** Aim of the exercise **
Copy every line of the data in which the word "this" occurs.

Figure collection entries
[BEGIN]
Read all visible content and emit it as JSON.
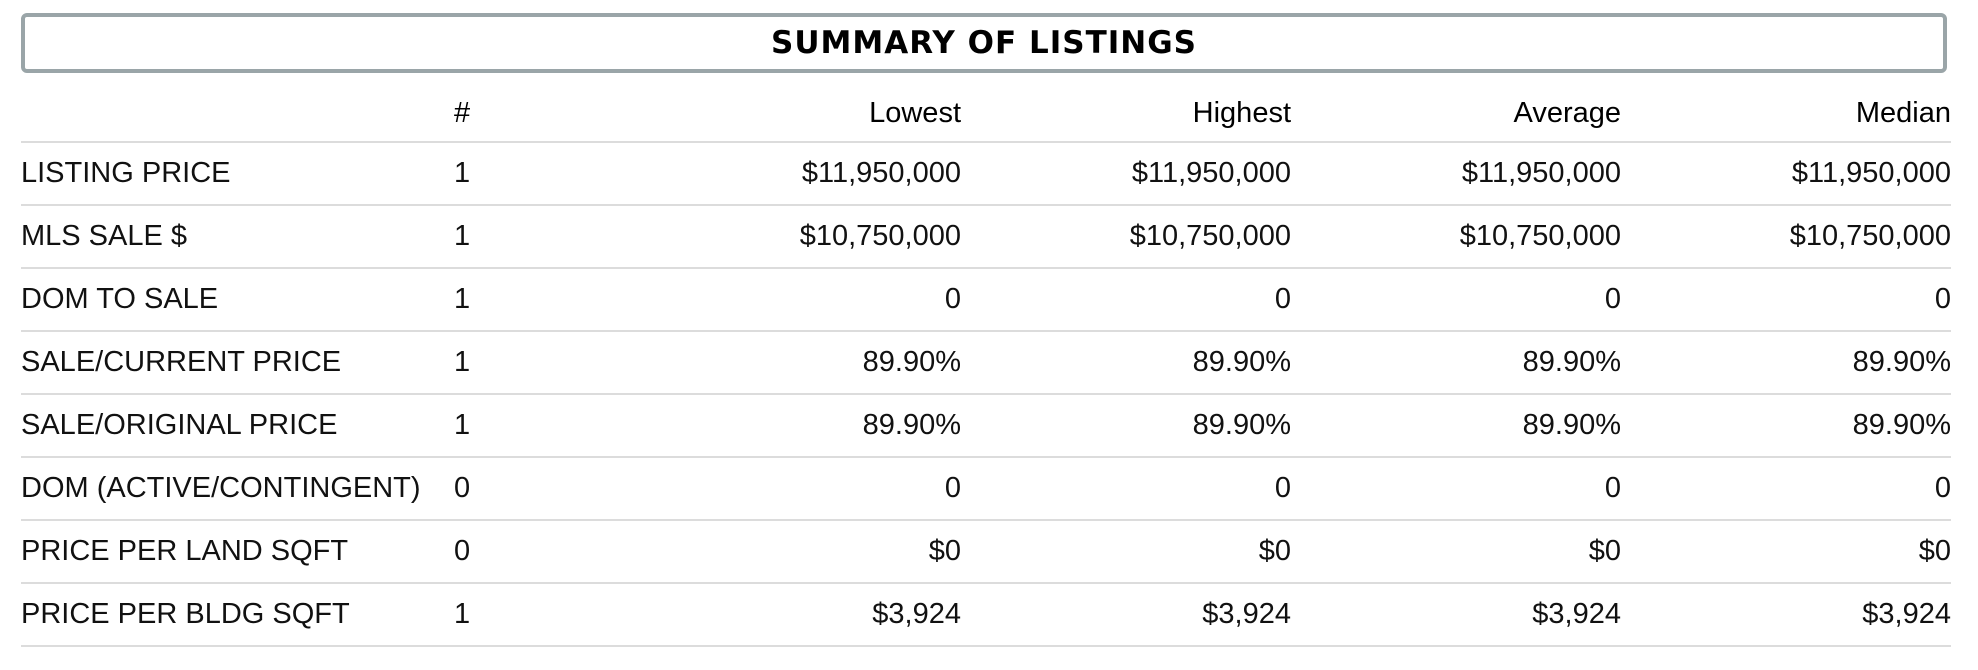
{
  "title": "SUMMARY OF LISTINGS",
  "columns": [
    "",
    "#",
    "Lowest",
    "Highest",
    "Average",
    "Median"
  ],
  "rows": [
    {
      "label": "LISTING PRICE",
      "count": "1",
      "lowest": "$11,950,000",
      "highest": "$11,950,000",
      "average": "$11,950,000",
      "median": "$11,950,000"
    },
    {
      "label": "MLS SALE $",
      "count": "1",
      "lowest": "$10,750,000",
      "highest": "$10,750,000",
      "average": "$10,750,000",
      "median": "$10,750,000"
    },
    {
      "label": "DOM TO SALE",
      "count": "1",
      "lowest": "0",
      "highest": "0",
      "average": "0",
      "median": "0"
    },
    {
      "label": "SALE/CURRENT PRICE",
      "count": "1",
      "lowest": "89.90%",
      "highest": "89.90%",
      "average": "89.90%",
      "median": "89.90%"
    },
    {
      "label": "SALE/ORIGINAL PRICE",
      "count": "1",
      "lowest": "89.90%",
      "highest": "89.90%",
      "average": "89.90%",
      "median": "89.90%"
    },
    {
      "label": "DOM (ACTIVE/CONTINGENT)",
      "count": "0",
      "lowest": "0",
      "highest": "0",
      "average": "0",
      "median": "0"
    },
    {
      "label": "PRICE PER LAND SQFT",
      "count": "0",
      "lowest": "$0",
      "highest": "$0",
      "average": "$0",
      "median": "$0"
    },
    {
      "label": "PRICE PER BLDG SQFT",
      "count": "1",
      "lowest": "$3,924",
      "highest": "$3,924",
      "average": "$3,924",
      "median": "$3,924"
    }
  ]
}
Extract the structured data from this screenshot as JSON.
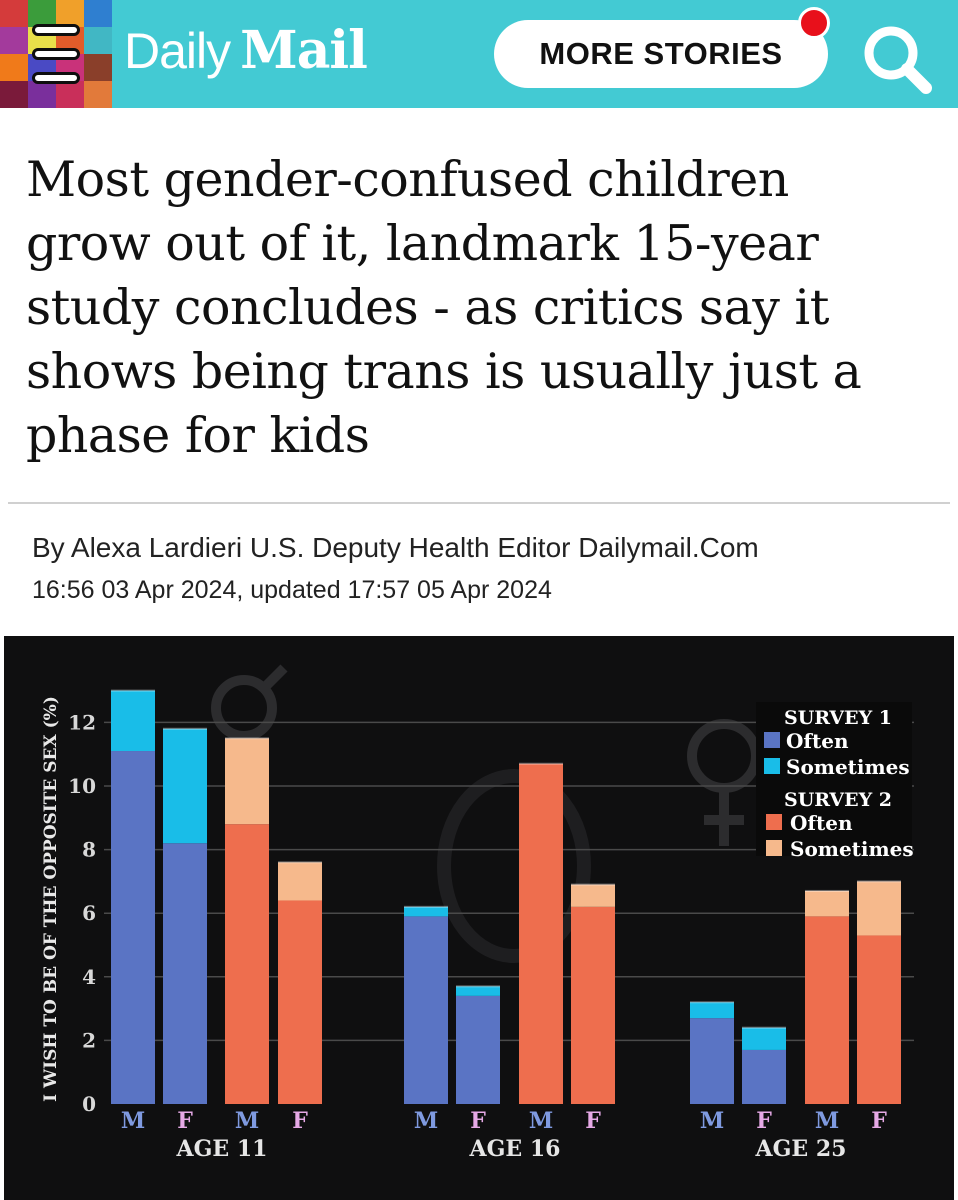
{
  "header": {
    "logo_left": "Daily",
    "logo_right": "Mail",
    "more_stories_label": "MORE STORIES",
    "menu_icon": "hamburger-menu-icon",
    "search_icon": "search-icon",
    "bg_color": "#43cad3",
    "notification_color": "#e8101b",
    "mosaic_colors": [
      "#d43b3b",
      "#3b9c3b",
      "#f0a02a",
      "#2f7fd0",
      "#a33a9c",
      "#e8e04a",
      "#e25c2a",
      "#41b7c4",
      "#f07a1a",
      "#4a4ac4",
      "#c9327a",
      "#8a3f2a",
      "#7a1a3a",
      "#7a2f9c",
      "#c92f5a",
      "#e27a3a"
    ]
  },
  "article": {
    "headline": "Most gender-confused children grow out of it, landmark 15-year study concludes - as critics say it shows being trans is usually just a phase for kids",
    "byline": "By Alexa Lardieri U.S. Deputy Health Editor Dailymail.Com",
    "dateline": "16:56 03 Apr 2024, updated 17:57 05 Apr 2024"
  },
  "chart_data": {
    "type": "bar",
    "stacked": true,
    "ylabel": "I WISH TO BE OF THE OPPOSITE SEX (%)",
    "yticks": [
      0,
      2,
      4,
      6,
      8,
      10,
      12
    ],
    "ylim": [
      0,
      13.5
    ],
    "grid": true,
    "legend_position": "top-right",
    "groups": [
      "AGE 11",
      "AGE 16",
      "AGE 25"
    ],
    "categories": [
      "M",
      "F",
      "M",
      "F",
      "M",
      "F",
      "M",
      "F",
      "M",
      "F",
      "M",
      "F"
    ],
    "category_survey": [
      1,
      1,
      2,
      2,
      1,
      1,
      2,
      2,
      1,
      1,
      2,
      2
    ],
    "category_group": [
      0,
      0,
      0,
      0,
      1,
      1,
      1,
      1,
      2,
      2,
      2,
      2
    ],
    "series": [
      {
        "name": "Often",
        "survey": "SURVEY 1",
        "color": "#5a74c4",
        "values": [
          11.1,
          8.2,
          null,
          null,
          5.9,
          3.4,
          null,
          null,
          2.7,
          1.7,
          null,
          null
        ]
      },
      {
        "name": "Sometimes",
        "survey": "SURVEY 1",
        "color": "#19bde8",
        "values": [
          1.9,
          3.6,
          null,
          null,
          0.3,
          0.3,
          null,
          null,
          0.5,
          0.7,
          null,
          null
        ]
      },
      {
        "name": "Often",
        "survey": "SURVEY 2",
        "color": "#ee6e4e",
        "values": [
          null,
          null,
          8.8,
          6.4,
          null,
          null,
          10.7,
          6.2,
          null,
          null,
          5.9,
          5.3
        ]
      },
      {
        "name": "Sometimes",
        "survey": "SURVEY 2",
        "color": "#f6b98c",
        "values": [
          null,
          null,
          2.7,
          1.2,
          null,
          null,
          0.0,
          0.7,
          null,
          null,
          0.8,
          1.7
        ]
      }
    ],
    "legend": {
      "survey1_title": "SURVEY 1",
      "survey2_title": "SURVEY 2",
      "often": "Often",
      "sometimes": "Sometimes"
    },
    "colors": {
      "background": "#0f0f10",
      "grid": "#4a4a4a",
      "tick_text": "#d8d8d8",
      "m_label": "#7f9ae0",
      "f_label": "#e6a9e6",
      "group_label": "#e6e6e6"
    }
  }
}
[END]
[BEGIN]
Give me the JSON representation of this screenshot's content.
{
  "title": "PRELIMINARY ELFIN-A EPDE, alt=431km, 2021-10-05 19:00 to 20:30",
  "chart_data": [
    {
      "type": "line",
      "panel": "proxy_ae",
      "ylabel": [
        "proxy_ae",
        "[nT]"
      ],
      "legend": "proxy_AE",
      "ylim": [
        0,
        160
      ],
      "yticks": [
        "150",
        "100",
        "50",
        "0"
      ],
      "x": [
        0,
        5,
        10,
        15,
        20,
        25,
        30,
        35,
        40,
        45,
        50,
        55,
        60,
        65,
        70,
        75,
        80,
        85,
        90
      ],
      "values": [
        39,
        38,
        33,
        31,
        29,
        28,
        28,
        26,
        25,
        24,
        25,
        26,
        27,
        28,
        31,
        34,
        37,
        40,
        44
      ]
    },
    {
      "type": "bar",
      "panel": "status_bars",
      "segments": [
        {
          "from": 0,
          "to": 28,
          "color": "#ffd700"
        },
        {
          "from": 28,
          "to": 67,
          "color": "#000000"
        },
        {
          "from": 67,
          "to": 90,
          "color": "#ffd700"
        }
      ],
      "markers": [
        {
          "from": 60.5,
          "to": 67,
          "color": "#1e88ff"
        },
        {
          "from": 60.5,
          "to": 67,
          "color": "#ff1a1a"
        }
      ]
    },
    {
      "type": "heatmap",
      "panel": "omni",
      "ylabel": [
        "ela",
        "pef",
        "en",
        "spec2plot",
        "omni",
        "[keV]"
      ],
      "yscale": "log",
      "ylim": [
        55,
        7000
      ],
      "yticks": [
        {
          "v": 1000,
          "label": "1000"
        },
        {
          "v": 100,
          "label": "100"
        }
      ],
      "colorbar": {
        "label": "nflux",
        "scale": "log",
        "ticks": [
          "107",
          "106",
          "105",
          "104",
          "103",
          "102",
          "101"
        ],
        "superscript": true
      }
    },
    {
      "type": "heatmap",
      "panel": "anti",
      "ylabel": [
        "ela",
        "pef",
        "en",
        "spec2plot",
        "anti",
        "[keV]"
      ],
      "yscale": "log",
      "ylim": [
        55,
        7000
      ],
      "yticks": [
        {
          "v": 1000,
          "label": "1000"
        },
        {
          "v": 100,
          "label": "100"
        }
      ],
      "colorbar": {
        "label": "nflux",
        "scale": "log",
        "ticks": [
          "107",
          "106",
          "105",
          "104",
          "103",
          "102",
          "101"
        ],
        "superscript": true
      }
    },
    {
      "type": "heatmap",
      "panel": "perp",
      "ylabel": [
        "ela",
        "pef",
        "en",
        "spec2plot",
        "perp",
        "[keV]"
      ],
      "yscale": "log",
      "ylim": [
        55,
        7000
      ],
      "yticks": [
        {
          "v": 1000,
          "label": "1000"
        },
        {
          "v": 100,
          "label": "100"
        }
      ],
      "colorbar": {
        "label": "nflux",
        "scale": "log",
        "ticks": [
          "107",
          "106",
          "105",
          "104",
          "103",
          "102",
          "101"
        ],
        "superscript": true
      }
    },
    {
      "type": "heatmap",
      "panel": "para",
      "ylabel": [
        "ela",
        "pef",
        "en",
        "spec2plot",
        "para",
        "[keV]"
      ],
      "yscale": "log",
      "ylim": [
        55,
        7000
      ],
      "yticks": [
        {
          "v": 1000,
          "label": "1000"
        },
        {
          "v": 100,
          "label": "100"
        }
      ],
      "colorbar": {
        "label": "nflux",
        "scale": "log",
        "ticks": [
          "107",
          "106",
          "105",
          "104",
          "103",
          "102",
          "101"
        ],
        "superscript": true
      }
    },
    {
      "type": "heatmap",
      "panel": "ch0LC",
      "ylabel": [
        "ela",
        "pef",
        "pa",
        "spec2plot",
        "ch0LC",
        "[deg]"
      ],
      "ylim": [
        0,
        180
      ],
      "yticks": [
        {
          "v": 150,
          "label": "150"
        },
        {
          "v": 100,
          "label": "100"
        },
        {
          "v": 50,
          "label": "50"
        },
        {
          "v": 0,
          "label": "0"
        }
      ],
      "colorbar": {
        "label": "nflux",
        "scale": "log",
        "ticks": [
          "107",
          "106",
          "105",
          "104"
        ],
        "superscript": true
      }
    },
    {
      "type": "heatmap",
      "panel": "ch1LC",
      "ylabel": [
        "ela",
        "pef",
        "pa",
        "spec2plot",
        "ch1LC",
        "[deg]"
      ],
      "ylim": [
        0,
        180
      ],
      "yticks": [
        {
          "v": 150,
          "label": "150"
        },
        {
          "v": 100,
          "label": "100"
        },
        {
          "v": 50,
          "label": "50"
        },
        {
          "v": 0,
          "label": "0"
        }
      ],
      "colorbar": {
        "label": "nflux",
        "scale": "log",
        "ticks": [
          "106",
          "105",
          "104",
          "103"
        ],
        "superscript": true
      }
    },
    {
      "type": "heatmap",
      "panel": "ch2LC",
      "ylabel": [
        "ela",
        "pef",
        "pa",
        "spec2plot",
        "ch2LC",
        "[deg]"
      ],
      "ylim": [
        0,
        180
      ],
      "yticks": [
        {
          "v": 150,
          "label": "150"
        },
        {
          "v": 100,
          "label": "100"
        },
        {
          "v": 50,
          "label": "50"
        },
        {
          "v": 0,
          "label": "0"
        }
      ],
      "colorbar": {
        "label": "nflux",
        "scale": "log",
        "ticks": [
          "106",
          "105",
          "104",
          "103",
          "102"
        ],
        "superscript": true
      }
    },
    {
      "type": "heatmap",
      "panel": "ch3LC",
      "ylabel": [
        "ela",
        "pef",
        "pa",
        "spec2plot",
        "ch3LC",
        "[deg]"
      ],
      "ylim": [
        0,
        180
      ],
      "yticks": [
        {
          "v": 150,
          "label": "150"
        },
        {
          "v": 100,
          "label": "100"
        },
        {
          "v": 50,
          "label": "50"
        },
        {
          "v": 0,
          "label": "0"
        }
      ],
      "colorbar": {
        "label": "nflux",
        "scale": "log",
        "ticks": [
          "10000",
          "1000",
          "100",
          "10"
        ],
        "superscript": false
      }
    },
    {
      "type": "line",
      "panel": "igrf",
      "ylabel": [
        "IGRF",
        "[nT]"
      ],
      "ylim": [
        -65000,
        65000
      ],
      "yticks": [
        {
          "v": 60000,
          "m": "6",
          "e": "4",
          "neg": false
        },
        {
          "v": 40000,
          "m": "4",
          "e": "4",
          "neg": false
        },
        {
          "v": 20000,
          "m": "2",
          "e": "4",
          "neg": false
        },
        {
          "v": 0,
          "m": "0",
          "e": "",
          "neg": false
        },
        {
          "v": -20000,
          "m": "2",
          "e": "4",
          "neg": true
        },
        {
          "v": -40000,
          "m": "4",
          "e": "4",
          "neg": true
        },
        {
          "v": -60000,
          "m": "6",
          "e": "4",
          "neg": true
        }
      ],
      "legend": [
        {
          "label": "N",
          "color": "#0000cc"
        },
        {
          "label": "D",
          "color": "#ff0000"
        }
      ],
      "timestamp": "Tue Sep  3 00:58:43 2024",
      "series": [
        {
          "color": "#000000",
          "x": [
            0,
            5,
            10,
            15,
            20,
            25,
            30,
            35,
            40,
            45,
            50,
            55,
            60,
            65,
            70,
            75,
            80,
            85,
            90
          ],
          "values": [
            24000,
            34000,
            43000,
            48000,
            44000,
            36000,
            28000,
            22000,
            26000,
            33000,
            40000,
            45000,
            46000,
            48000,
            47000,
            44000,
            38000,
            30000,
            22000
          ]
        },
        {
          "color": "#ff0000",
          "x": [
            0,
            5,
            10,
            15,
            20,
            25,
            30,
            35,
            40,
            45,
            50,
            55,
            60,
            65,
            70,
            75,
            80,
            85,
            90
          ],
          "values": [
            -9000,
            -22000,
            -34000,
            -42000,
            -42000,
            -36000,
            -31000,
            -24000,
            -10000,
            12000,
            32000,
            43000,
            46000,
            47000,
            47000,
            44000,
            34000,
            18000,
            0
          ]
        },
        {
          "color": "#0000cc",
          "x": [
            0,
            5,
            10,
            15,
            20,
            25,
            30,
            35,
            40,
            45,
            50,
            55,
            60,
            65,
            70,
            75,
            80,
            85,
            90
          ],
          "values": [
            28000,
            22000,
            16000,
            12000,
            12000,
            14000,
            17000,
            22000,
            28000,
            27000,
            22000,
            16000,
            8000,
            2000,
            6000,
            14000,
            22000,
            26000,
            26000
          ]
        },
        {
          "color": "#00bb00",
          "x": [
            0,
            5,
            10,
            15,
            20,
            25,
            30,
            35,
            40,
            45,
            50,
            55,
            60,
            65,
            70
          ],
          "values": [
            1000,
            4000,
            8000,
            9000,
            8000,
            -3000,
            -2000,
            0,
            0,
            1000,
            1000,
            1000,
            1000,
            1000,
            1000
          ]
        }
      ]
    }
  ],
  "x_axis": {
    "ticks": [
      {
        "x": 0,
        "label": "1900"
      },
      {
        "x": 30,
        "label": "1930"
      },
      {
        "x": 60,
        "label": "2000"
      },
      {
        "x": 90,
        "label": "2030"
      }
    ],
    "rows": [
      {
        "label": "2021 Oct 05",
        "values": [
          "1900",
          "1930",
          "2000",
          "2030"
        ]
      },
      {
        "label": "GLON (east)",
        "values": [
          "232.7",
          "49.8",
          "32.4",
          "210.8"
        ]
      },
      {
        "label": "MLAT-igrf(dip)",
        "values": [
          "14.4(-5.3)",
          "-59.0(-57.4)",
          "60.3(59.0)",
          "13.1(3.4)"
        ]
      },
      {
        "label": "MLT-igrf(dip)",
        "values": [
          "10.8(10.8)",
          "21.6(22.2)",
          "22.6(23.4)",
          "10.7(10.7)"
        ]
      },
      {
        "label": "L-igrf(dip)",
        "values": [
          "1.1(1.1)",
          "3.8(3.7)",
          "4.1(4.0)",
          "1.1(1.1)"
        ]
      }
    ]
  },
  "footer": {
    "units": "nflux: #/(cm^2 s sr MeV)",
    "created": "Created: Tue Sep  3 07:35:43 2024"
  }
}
[END]
** Expected output **
Extract the structured data from this screenshot as JSON.
Give me the JSON representation of this screenshot's content.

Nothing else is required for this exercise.